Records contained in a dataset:
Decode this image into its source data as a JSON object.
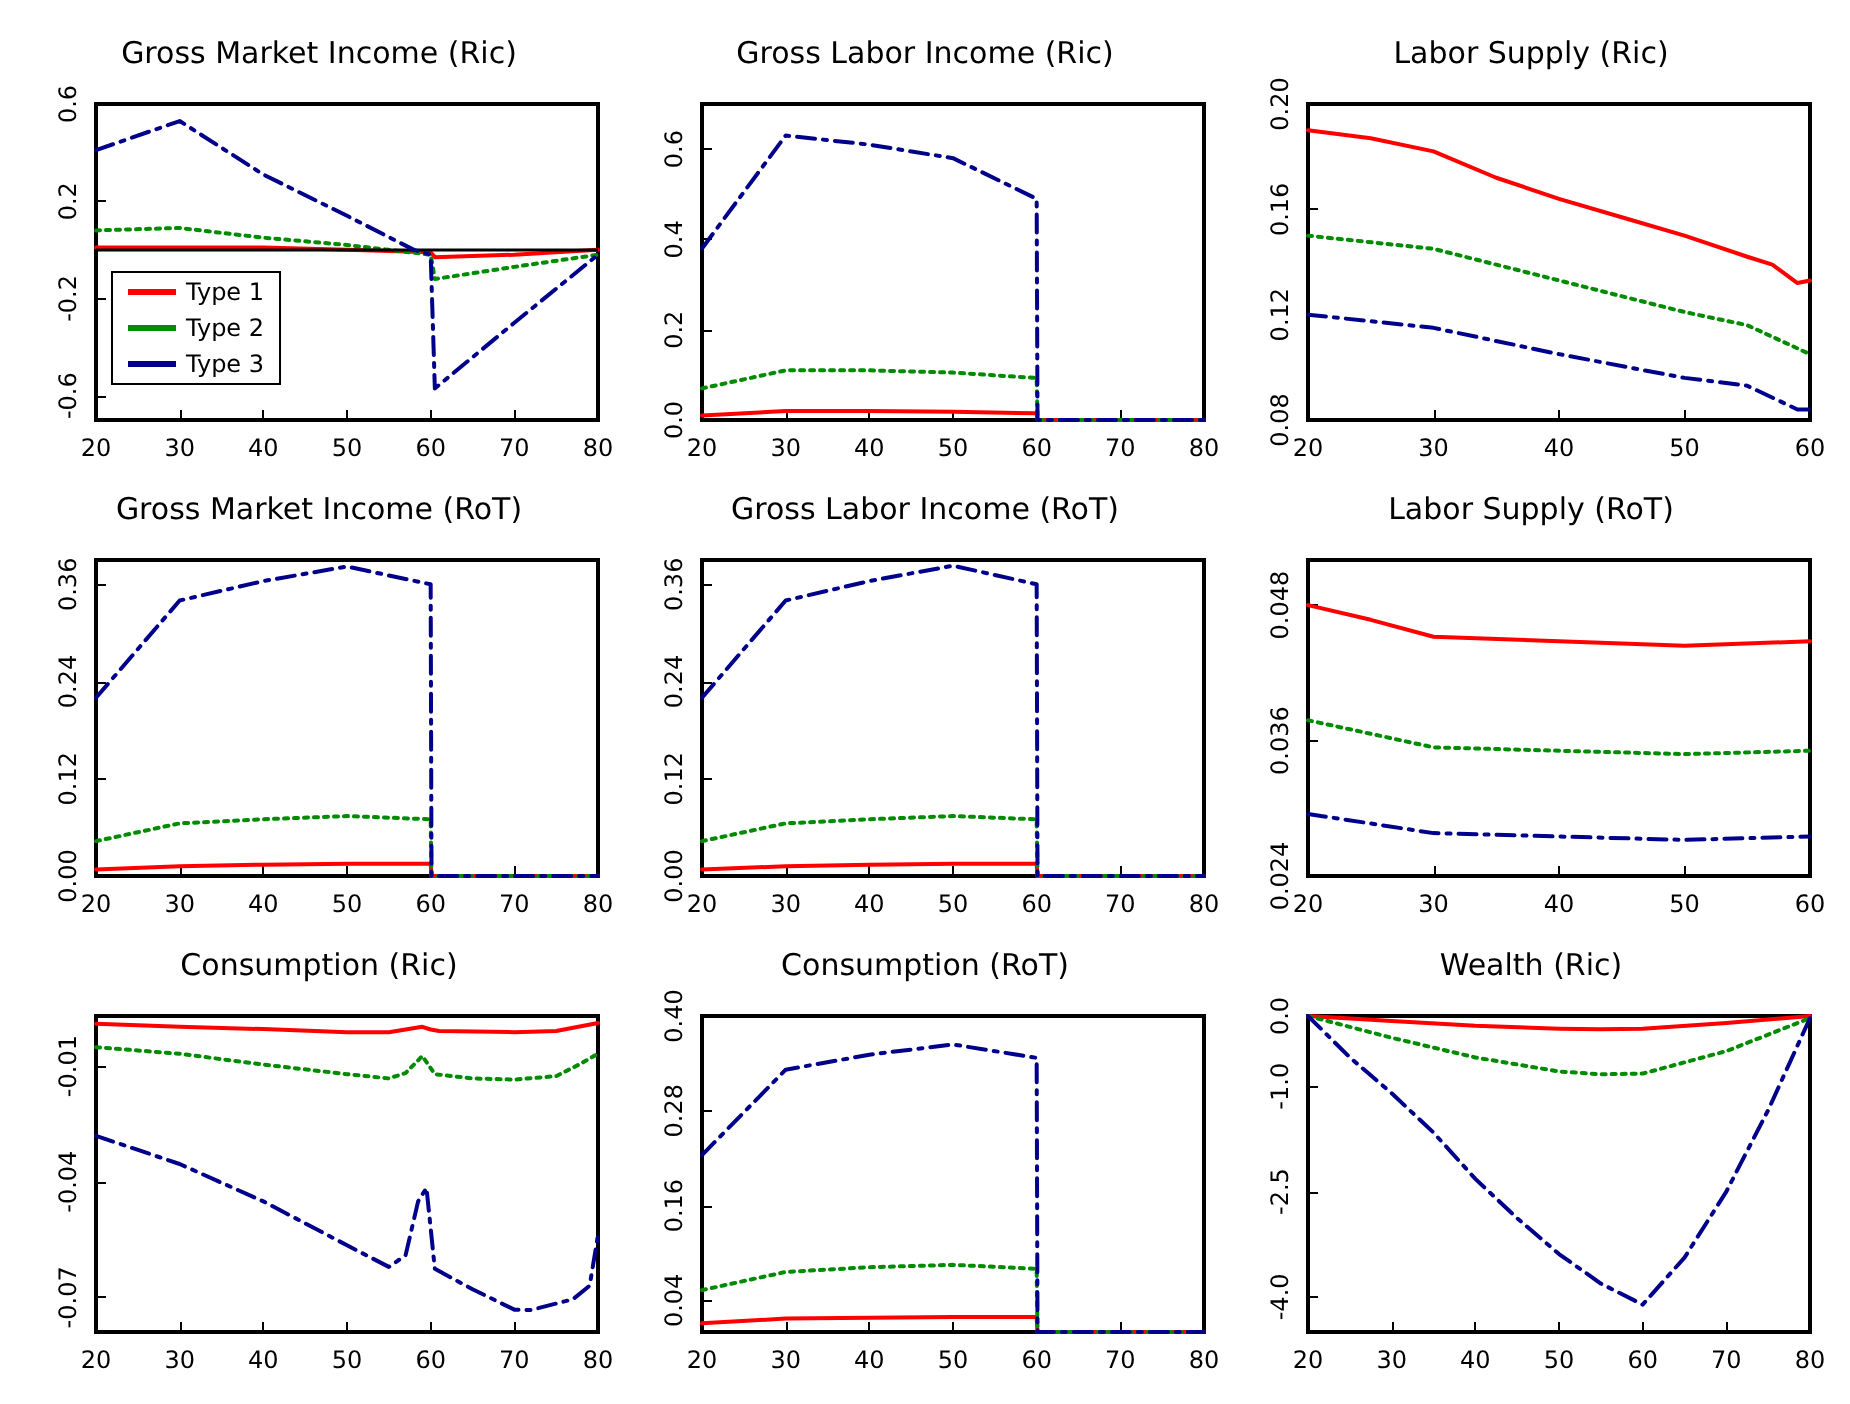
{
  "chart_data": [
    {
      "type": "line",
      "title": "Gross Market Income (Ric)",
      "xlim": [
        20,
        80
      ],
      "xticks": [
        20,
        30,
        40,
        50,
        60,
        70,
        80
      ],
      "ylim": [
        -0.7,
        0.6
      ],
      "yticks": [
        -0.6,
        -0.2,
        0.2,
        0.6
      ],
      "legend": "bottom left",
      "ref_lines": [
        {
          "axis": "y",
          "value": 0,
          "color": "#000000"
        }
      ],
      "series": [
        {
          "name": "Type 1",
          "color": "#ff0000",
          "line_style": "solid",
          "x": [
            20,
            30,
            40,
            50,
            60,
            60.5,
            70,
            80
          ],
          "values": [
            0.01,
            0.01,
            0.01,
            0,
            -0.01,
            -0.03,
            -0.02,
            0
          ]
        },
        {
          "name": "Type 2",
          "color": "#008b00",
          "line_style": "dotted",
          "x": [
            20,
            30,
            40,
            50,
            60,
            60.5,
            70,
            80
          ],
          "values": [
            0.08,
            0.09,
            0.05,
            0.02,
            -0.02,
            -0.12,
            -0.07,
            -0.02
          ]
        },
        {
          "name": "Type 3",
          "color": "#00008b",
          "line_style": "dashed",
          "x": [
            20,
            30,
            40,
            50,
            58,
            60,
            60.5,
            70,
            80
          ],
          "values": [
            0.41,
            0.53,
            0.31,
            0.14,
            0,
            -0.02,
            -0.57,
            -0.3,
            -0.02
          ]
        }
      ]
    },
    {
      "type": "line",
      "title": "Gross Labor Income (Ric)",
      "xlim": [
        20,
        80
      ],
      "xticks": [
        20,
        30,
        40,
        50,
        60,
        70,
        80
      ],
      "ylim": [
        0,
        0.7
      ],
      "yticks": [
        {
          "value": 0,
          "label": "0.0"
        },
        0.2,
        0.4,
        0.6
      ],
      "series": [
        {
          "color": "#ff0000",
          "line_style": "solid",
          "x": [
            20,
            30,
            40,
            50,
            60,
            60.1,
            80
          ],
          "values": [
            0.01,
            0.02,
            0.02,
            0.018,
            0.015,
            0,
            0
          ]
        },
        {
          "color": "#008b00",
          "line_style": "dotted",
          "x": [
            20,
            30,
            40,
            50,
            60,
            60.1,
            80
          ],
          "values": [
            0.07,
            0.11,
            0.11,
            0.105,
            0.093,
            0,
            0
          ]
        },
        {
          "color": "#00008b",
          "line_style": "dashed",
          "x": [
            20,
            30,
            40,
            50,
            60,
            60.1,
            80
          ],
          "values": [
            0.38,
            0.63,
            0.61,
            0.58,
            0.49,
            0,
            0
          ]
        }
      ]
    },
    {
      "type": "line",
      "title": "Labor Supply (Ric)",
      "xlim": [
        20,
        60
      ],
      "xticks": [
        20,
        30,
        40,
        50,
        60
      ],
      "ylim": [
        0.08,
        0.2
      ],
      "yticks": [
        0.08,
        0.12,
        0.16,
        {
          "value": 0.2,
          "label": "0.20"
        }
      ],
      "series": [
        {
          "color": "#ff0000",
          "line_style": "solid",
          "x": [
            20,
            25,
            30,
            35,
            40,
            45,
            50,
            55,
            57,
            59,
            60
          ],
          "values": [
            0.19,
            0.187,
            0.182,
            0.172,
            0.164,
            0.157,
            0.15,
            0.142,
            0.139,
            0.132,
            0.133
          ]
        },
        {
          "color": "#008b00",
          "line_style": "dotted",
          "x": [
            20,
            30,
            40,
            50,
            55,
            60
          ],
          "values": [
            0.15,
            0.145,
            0.133,
            0.121,
            0.116,
            0.105
          ]
        },
        {
          "color": "#00008b",
          "line_style": "dashed",
          "x": [
            20,
            30,
            40,
            50,
            55,
            59,
            60
          ],
          "values": [
            0.12,
            0.115,
            0.105,
            0.096,
            0.093,
            0.084,
            0.084
          ]
        }
      ]
    },
    {
      "type": "line",
      "title": "Gross Market Income (RoT)",
      "xlim": [
        20,
        80
      ],
      "xticks": [
        20,
        30,
        40,
        50,
        60,
        70,
        80
      ],
      "ylim": [
        0,
        0.39
      ],
      "yticks": [
        {
          "value": 0,
          "label": "0.00"
        },
        0.12,
        0.24,
        0.36
      ],
      "series": [
        {
          "color": "#ff0000",
          "line_style": "solid",
          "x": [
            20,
            30,
            40,
            50,
            60,
            60.1,
            80
          ],
          "values": [
            0.008,
            0.012,
            0.014,
            0.015,
            0.015,
            0,
            0
          ]
        },
        {
          "color": "#008b00",
          "line_style": "dotted",
          "x": [
            20,
            30,
            40,
            50,
            60,
            60.1,
            80
          ],
          "values": [
            0.043,
            0.065,
            0.07,
            0.074,
            0.07,
            0,
            0
          ]
        },
        {
          "color": "#00008b",
          "line_style": "dashed",
          "x": [
            20,
            30,
            40,
            50,
            60,
            60.1,
            80
          ],
          "values": [
            0.22,
            0.34,
            0.364,
            0.382,
            0.36,
            0,
            0
          ]
        }
      ]
    },
    {
      "type": "line",
      "title": "Gross Labor Income (RoT)",
      "xlim": [
        20,
        80
      ],
      "xticks": [
        20,
        30,
        40,
        50,
        60,
        70,
        80
      ],
      "ylim": [
        0,
        0.39
      ],
      "yticks": [
        {
          "value": 0,
          "label": "0.00"
        },
        0.12,
        0.24,
        0.36
      ],
      "series": [
        {
          "color": "#ff0000",
          "line_style": "solid",
          "x": [
            20,
            30,
            40,
            50,
            60,
            60.1,
            80
          ],
          "values": [
            0.008,
            0.012,
            0.014,
            0.015,
            0.015,
            0,
            0
          ]
        },
        {
          "color": "#008b00",
          "line_style": "dotted",
          "x": [
            20,
            30,
            40,
            50,
            60,
            60.1,
            80
          ],
          "values": [
            0.043,
            0.065,
            0.07,
            0.074,
            0.07,
            0,
            0
          ]
        },
        {
          "color": "#00008b",
          "line_style": "dashed",
          "x": [
            20,
            30,
            40,
            50,
            60,
            60.1,
            80
          ],
          "values": [
            0.22,
            0.34,
            0.364,
            0.383,
            0.36,
            0,
            0
          ]
        }
      ]
    },
    {
      "type": "line",
      "title": "Labor Supply (RoT)",
      "xlim": [
        20,
        60
      ],
      "xticks": [
        20,
        30,
        40,
        50,
        60
      ],
      "ylim": [
        0.024,
        0.052
      ],
      "yticks": [
        0.024,
        0.036,
        0.048
      ],
      "series": [
        {
          "color": "#ff0000",
          "line_style": "solid",
          "x": [
            20,
            25,
            30,
            40,
            50,
            60
          ],
          "values": [
            0.048,
            0.0467,
            0.0452,
            0.0448,
            0.0444,
            0.0448
          ]
        },
        {
          "color": "#008b00",
          "line_style": "dotted",
          "x": [
            20,
            30,
            40,
            50,
            60
          ],
          "values": [
            0.0378,
            0.0354,
            0.0351,
            0.0348,
            0.0351
          ]
        },
        {
          "color": "#00008b",
          "line_style": "dashed",
          "x": [
            20,
            30,
            40,
            50,
            60
          ],
          "values": [
            0.0295,
            0.0278,
            0.0275,
            0.0272,
            0.0275
          ]
        }
      ]
    },
    {
      "type": "line",
      "title": "Consumption (Ric)",
      "xlim": [
        20,
        80
      ],
      "xticks": [
        20,
        30,
        40,
        50,
        60,
        70,
        80
      ],
      "ylim": [
        -0.079,
        0.003
      ],
      "yticks": [
        -0.07,
        -0.04,
        -0.01
      ],
      "series": [
        {
          "color": "#ff0000",
          "line_style": "solid",
          "x": [
            20,
            30,
            40,
            50,
            55,
            59,
            60,
            61,
            70,
            75,
            80
          ],
          "values": [
            0.001,
            0.0002,
            -0.0004,
            -0.0012,
            -0.0012,
            0.0002,
            -0.0005,
            -0.0009,
            -0.0012,
            -0.0009,
            0.0012
          ]
        },
        {
          "color": "#008b00",
          "line_style": "dotted",
          "x": [
            20,
            30,
            40,
            50,
            55,
            57,
            59,
            60.5,
            65,
            70,
            75,
            78,
            80
          ],
          "values": [
            -0.0051,
            -0.0068,
            -0.0096,
            -0.0121,
            -0.0132,
            -0.0118,
            -0.0074,
            -0.0121,
            -0.0132,
            -0.0135,
            -0.0126,
            -0.0093,
            -0.0068
          ]
        },
        {
          "color": "#00008b",
          "line_style": "dashed",
          "x": [
            20,
            30,
            40,
            50,
            55,
            57,
            58.5,
            59.5,
            60.5,
            65,
            70,
            72,
            77,
            79,
            80
          ],
          "values": [
            -0.0281,
            -0.0354,
            -0.0451,
            -0.0565,
            -0.0621,
            -0.0591,
            -0.0451,
            -0.0416,
            -0.0626,
            -0.0679,
            -0.0732,
            -0.0733,
            -0.0705,
            -0.067,
            -0.0539
          ]
        }
      ]
    },
    {
      "type": "line",
      "title": "Consumption (RoT)",
      "xlim": [
        20,
        80
      ],
      "xticks": [
        20,
        30,
        40,
        50,
        60,
        70,
        80
      ],
      "ylim": [
        0,
        0.4
      ],
      "yticks": [
        0.04,
        0.16,
        0.28,
        {
          "value": 0.4,
          "label": "0.40"
        }
      ],
      "series": [
        {
          "color": "#ff0000",
          "line_style": "solid",
          "x": [
            20,
            30,
            40,
            50,
            60,
            60.1,
            80
          ],
          "values": [
            0.011,
            0.017,
            0.018,
            0.019,
            0.019,
            0,
            0
          ]
        },
        {
          "color": "#008b00",
          "line_style": "dotted",
          "x": [
            20,
            30,
            40,
            50,
            60,
            60.1,
            80
          ],
          "values": [
            0.053,
            0.076,
            0.082,
            0.085,
            0.08,
            0,
            0
          ]
        },
        {
          "color": "#00008b",
          "line_style": "dashed",
          "x": [
            20,
            30,
            40,
            50,
            60,
            60.1,
            80
          ],
          "values": [
            0.224,
            0.332,
            0.351,
            0.364,
            0.347,
            0,
            0
          ]
        }
      ]
    },
    {
      "type": "line",
      "title": "Wealth (Ric)",
      "xlim": [
        20,
        80
      ],
      "xticks": [
        20,
        30,
        40,
        50,
        60,
        70,
        80
      ],
      "ylim": [
        -4.5,
        0
      ],
      "yticks": [
        {
          "value": -4,
          "label": "-4.0"
        },
        -2.5,
        {
          "value": -1,
          "label": "-1.0"
        },
        {
          "value": 0,
          "label": "0.0"
        }
      ],
      "series": [
        {
          "color": "#ff0000",
          "line_style": "solid",
          "x": [
            20,
            30,
            40,
            50,
            55,
            60,
            70,
            80
          ],
          "values": [
            0,
            -0.07,
            -0.14,
            -0.18,
            -0.19,
            -0.18,
            -0.1,
            0
          ]
        },
        {
          "color": "#008b00",
          "line_style": "dotted",
          "x": [
            20,
            30,
            40,
            50,
            55,
            60,
            70,
            80
          ],
          "values": [
            0,
            -0.31,
            -0.59,
            -0.79,
            -0.83,
            -0.82,
            -0.5,
            -0.03
          ]
        },
        {
          "color": "#00008b",
          "line_style": "dashed",
          "x": [
            20,
            25,
            30,
            35,
            40,
            45,
            50,
            55,
            60,
            65,
            70,
            75,
            80
          ],
          "values": [
            0,
            -0.59,
            -1.1,
            -1.66,
            -2.32,
            -2.88,
            -3.39,
            -3.81,
            -4.11,
            -3.44,
            -2.5,
            -1.34,
            -0.03
          ]
        }
      ]
    }
  ]
}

# [Short problem]
Give a single number: the count of lines above that include the word "Market".

# [Answer below]
2